Goal
Transcribe the material verbatim in full; the pictures do not belong in the copy.

+===+

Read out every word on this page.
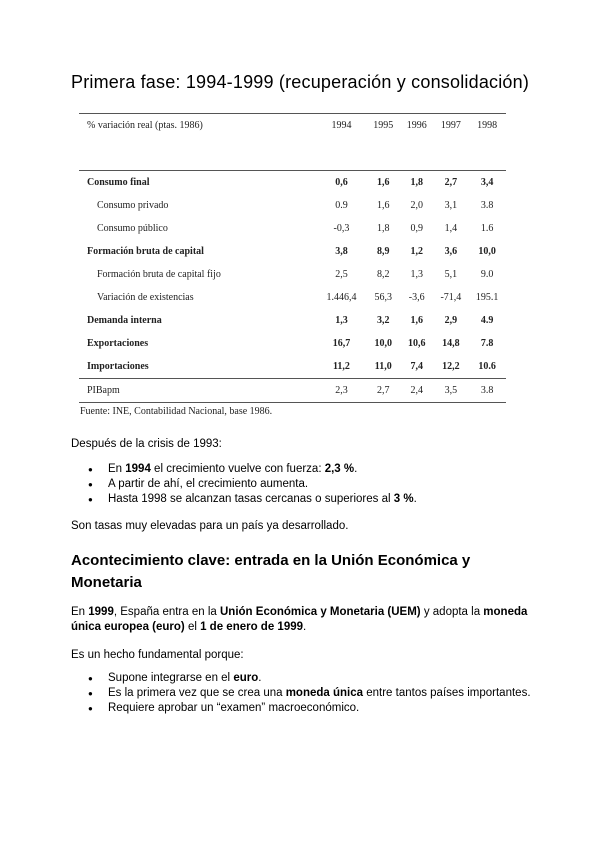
Primera fase: 1994-1999 (recuperación y consolidación)
% variación real (ptas. 1986)	1994	1995	1996	1997	1998

Consumo final	0,6	1,6	1,8	2,7	3,4
Consumo privado	0.9	1,6	2,0	3,1	3.8
Consumo público	-0,3	1,8	0,9	1,4	1.6
Formación bruta de capital	3,8	8,9	1,2	3,6	10,0
Formación bruta de capital fijo	2,5	8,2	1,3	5,1	9.0
Variación de existencias	1.446,4	56,3	-3,6	-71,4	195.1
Demanda interna	1,3	3,2	1,6	2,9	4.9
Exportaciones	16,7	10,0	10,6	14,8	7.8
Importaciones	11,2	11,0	7,4	12,2	10.6
PIBapm	2,3	2,7	2,4	3,5	3.8
Fuente: INE, Contabilidad Nacional, base 1986.
Después de la crisis de 1993:
● En 1994 el crecimiento vuelve con fuerza: 2,3 %.
● A partir de ahí, el crecimiento aumenta.
● Hasta 1998 se alcanzan tasas cercanas o superiores al 3 %.
Son tasas muy elevadas para un país ya desarrollado.
Acontecimiento clave: entrada en la Unión Económica y Monetaria
En 1999, España entra en la Unión Económica y Monetaria (UEM) y adopta la moneda única europea (euro) el 1 de enero de 1999.
Es un hecho fundamental porque:
● Supone integrarse en el euro.
● Es la primera vez que se crea una moneda única entre tantos países importantes.
● Requiere aprobar un “examen” macroeconómico.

+===+

Task solution
Read out every word on this page.
Primera fase: 1994-1999 (recuperación y consolidación)
% variación real (ptas. 1986)	1994	1995	1996	1997	1998

Consumo final	0,6	1,6	1,8	2,7	3,4
Consumo privado	0.9	1,6	2,0	3,1	3.8
Consumo público	-0,3	1,8	0,9	1,4	1.6
Formación bruta de capital	3,8	8,9	1,2	3,6	10,0
Formación bruta de capital fijo	2,5	8,2	1,3	5,1	9.0
Variación de existencias	1.446,4	56,3	-3,6	-71,4	195.1
Demanda interna	1,3	3,2	1,6	2,9	4.9
Exportaciones	16,7	10,0	10,6	14,8	7.8
Importaciones	11,2	11,0	7,4	12,2	10.6
PIBapm	2,3	2,7	2,4	3,5	3.8
Fuente: INE, Contabilidad Nacional, base 1986.
Después de la crisis de 1993:
● En 1994 el crecimiento vuelve con fuerza: 2,3 %.
● A partir de ahí, el crecimiento aumenta.
● Hasta 1998 se alcanzan tasas cercanas o superiores al 3 %.
Son tasas muy elevadas para un país ya desarrollado.
Acontecimiento clave: entrada en la Unión Económica y Monetaria
En 1999, España entra en la Unión Económica y Monetaria (UEM) y adopta la moneda única europea (euro) el 1 de enero de 1999.
Es un hecho fundamental porque:
● Supone integrarse en el euro.
● Es la primera vez que se crea una moneda única entre tantos países importantes.
● Requiere aprobar un “examen” macroeconómico.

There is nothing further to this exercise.